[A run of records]
# # # #

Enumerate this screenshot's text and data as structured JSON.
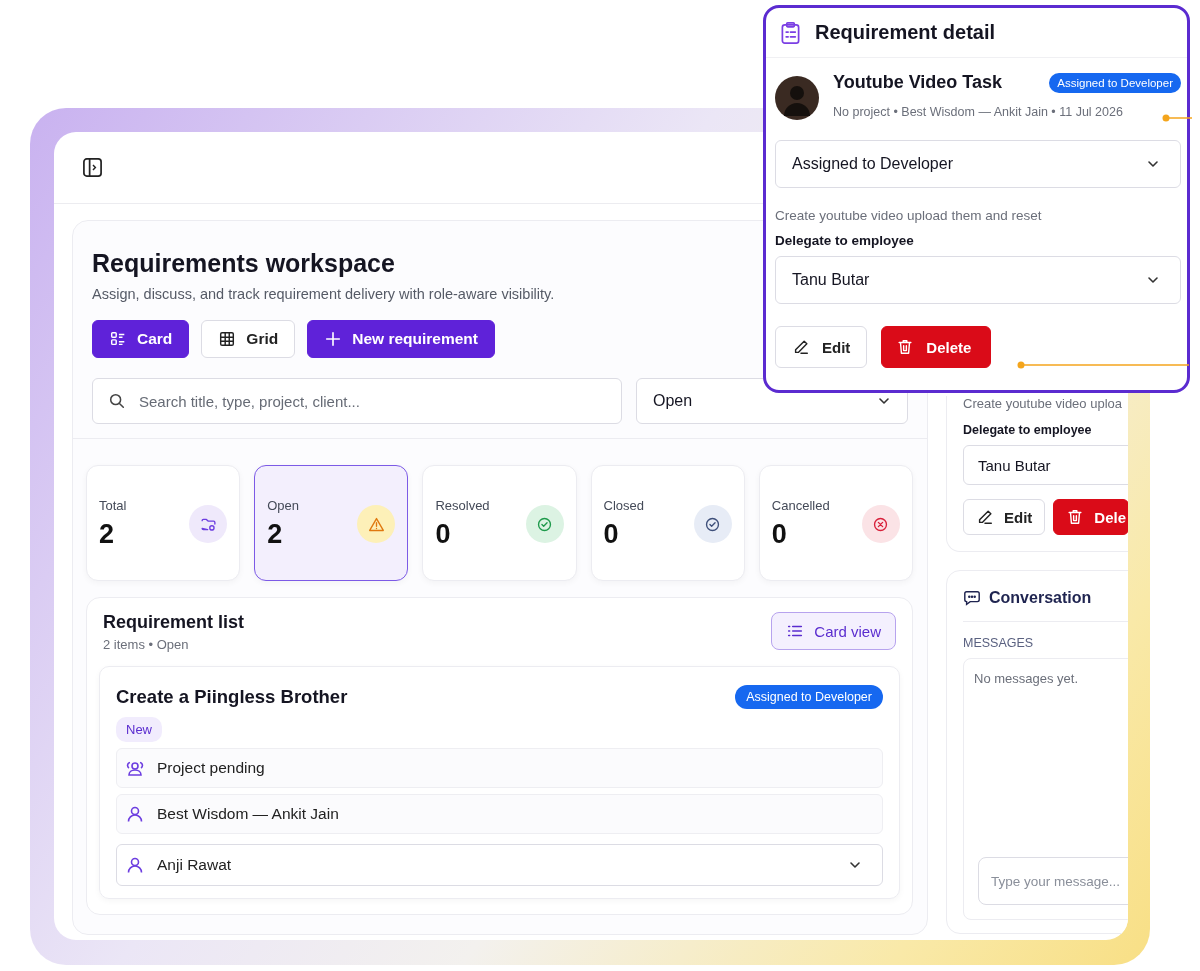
{
  "workspace": {
    "title": "Requirements workspace",
    "subtitle": "Assign, discuss, and track requirement delivery with role-aware visibility.",
    "view_buttons": [
      {
        "label": "Card",
        "kind": "card",
        "selected": true
      },
      {
        "label": "Grid",
        "kind": "grid",
        "selected": false
      }
    ],
    "new_button": "New requirement",
    "search": {
      "placeholder": "Search title, type, project, client..."
    },
    "status_filter": "Open"
  },
  "stats": [
    {
      "label": "Total",
      "value": "2",
      "kind": "total",
      "selected": false
    },
    {
      "label": "Open",
      "value": "2",
      "kind": "open",
      "selected": true
    },
    {
      "label": "Resolved",
      "value": "0",
      "kind": "resolved",
      "selected": false
    },
    {
      "label": "Closed",
      "value": "0",
      "kind": "closed",
      "selected": false
    },
    {
      "label": "Cancelled",
      "value": "0",
      "kind": "cancelled",
      "selected": false
    }
  ],
  "requirement_list": {
    "title": "Requirement list",
    "summary": "2 items • Open",
    "view_button": "Card view",
    "items": [
      {
        "title": "Create a Piingless Brother",
        "status": "Assigned to Developer",
        "tag": "New",
        "rows": [
          {
            "kind": "project",
            "text": "Project pending"
          },
          {
            "kind": "client",
            "text": "Best Wisdom — Ankit Jain"
          },
          {
            "kind": "assignee",
            "text": "Anji Rawat"
          }
        ]
      }
    ]
  },
  "detail_card": {
    "description": "Create youtube video uploa",
    "delegate_label": "Delegate to employee",
    "delegate_value": "Tanu Butar",
    "buttons": [
      {
        "label": "Edit",
        "kind": "edit"
      },
      {
        "label": "Dele",
        "kind": "delete"
      }
    ]
  },
  "conversation": {
    "title": "Conversation",
    "messages_label": "MESSAGES",
    "empty_text": "No messages yet.",
    "input_placeholder": "Type your message..."
  },
  "detail_popup": {
    "title": "Requirement detail",
    "task_title": "Youtube Video Task",
    "status_badge": "Assigned to Developer",
    "meta": "No project • Best Wisdom — Ankit Jain • 11 Jul 2026",
    "status_value": "Assigned to Developer",
    "description": "Create youtube video upload them and reset",
    "delegate_label": "Delegate to employee",
    "delegate_value": "Tanu Butar",
    "buttons": [
      {
        "label": "Edit",
        "kind": "edit"
      },
      {
        "label": "Delete",
        "kind": "delete"
      }
    ]
  }
}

# # # #

Each line that has the word "Wisdom" should be copied.

            "text": "Best Wisdom — Ankit Jain"
    "meta": "No project • Best Wisdom — Ankit Jain • 11 Jul 2026",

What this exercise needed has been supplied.